Task instructions
[1] Answer these questions about the bug report:
(a) Under which category is the bug filed?
(b) Which event is never fired for pre-existing documents?
(c) In which milestone is the bug resolved as fixed?
[2] Swap "team-member" for "crew-member" in the entries, from the first line up to and including the line with "field-team: 团队人员： 陈囿余", and give only those lines with nothing else changed.

Closed Bug 1329977 Opened 8 years ago Closed 7 years ago

Ensure accessible documents are created for all dom documents that existed before a11y was initialized.

Categories

(Core :: Disability Access APIs, defect, P1)

defect

Tracking

()

RESOLVED FIXED
mozilla58
Tracking Status
firefox58 --- fixed

People

(Reporter: yzen, Assigned: yzen)

References

Details

Attachments

(1 file, 4 obsolete files)

Right now with e10s, if AT is started when there are pre-existing documents, it will not be notified about them because DOCUMENT_LOAD_COMPLETE is never fired for them. We need to make sure that that happens.
Are you thinking we need to fire a fake event?
Blocks: 1258839
Whiteboard: aes+
Assignee: nobody → yzenevich
Is this bug related to the WIPs in bug 1269369?
Attached patch 1329977.wip.patch (obsolete) (deleted) — Splinter Review
yes, adding that wip here will take a look at it now.

Data for the task
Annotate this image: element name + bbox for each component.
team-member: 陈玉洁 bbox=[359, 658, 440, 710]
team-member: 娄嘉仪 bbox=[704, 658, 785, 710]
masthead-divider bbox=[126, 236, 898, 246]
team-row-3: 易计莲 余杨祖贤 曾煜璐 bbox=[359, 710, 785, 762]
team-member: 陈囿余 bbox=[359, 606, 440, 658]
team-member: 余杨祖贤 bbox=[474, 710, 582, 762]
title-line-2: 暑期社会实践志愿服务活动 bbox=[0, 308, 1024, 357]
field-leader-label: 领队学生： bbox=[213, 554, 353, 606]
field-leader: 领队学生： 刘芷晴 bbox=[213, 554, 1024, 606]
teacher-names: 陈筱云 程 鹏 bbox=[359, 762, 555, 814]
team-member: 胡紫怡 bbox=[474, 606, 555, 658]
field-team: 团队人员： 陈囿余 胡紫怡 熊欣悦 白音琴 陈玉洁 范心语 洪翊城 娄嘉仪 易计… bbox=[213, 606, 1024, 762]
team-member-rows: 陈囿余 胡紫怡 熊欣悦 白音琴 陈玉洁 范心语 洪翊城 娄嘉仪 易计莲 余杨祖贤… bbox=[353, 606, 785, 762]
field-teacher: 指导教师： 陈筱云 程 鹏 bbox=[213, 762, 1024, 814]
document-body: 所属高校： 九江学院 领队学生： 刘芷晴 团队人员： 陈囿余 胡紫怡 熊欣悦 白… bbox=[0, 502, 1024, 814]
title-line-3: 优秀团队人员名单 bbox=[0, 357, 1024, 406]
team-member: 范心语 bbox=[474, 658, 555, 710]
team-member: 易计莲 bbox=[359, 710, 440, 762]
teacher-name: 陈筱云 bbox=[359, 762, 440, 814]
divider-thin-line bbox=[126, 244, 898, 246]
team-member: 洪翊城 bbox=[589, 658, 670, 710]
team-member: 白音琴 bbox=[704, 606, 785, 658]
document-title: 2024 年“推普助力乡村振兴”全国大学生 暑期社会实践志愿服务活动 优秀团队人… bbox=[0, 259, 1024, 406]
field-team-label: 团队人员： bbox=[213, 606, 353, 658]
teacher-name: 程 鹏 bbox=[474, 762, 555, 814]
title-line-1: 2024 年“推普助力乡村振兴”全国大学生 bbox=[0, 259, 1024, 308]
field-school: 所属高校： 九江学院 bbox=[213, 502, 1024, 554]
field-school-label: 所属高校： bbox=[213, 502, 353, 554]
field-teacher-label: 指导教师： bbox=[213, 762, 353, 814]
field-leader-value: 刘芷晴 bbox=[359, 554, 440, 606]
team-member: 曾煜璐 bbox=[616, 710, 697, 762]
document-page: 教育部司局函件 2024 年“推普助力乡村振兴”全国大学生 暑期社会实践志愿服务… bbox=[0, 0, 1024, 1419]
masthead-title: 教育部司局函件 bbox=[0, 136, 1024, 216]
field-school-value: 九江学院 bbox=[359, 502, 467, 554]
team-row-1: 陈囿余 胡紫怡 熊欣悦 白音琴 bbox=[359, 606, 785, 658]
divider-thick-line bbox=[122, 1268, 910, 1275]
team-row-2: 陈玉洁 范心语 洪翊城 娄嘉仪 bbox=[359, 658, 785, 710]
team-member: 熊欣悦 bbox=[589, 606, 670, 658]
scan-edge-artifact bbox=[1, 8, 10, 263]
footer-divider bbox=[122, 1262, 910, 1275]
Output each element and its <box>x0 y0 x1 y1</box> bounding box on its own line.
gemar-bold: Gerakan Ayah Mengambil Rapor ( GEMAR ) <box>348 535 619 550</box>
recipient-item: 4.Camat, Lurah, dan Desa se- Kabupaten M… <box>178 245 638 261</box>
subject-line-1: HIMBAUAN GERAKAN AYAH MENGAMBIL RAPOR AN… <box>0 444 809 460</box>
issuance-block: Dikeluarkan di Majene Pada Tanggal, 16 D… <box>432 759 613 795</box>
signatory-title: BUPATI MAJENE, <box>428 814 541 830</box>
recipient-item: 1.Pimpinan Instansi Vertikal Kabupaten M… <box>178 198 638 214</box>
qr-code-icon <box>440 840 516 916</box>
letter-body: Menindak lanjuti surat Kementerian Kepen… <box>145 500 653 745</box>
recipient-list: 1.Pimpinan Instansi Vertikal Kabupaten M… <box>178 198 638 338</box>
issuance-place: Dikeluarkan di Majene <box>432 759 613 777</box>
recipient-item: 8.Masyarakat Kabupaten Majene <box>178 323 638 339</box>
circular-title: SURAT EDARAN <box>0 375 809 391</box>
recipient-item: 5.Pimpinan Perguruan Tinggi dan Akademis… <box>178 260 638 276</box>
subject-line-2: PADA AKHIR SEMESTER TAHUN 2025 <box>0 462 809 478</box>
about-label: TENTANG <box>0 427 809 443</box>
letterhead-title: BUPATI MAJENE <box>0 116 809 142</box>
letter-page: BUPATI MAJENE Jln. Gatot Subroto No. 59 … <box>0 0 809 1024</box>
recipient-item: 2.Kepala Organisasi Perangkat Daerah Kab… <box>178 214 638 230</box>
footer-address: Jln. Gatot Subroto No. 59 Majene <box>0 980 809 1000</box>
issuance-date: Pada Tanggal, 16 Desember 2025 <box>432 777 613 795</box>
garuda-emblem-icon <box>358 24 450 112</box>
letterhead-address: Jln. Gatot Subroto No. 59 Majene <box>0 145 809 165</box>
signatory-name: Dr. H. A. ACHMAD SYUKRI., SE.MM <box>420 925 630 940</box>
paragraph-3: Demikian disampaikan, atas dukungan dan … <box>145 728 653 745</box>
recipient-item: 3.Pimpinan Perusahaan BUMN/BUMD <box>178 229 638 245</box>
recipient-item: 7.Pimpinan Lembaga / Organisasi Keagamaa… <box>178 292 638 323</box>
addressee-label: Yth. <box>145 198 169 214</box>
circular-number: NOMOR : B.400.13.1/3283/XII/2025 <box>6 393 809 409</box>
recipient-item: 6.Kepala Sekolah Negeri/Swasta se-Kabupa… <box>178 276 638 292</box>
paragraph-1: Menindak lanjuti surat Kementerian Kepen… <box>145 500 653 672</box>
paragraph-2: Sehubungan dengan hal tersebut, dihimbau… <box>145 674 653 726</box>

Worked answers
[1]
(a) Core :: Disability Access APIs
(b) DOCUMENT_LOAD_COMPLETE
(c) mozilla58

[2]
Annotate this image: element name + bbox for each component.
crew-member: 陈玉洁 bbox=[359, 658, 440, 710]
crew-member: 娄嘉仪 bbox=[704, 658, 785, 710]
masthead-divider bbox=[126, 236, 898, 246]
team-row-3: 易计莲 余杨祖贤 曾煜璐 bbox=[359, 710, 785, 762]
crew-member: 陈囿余 bbox=[359, 606, 440, 658]
crew-member: 余杨祖贤 bbox=[474, 710, 582, 762]
title-line-2: 暑期社会实践志愿服务活动 bbox=[0, 308, 1024, 357]
field-leader-label: 领队学生： bbox=[213, 554, 353, 606]
field-leader: 领队学生： 刘芷晴 bbox=[213, 554, 1024, 606]
teacher-names: 陈筱云 程 鹏 bbox=[359, 762, 555, 814]
crew-member: 胡紫怡 bbox=[474, 606, 555, 658]
field-team: 团队人员： 陈囿余 胡紫怡 熊欣悦 白音琴 陈玉洁 范心语 洪翊城 娄嘉仪 易计… bbox=[213, 606, 1024, 762]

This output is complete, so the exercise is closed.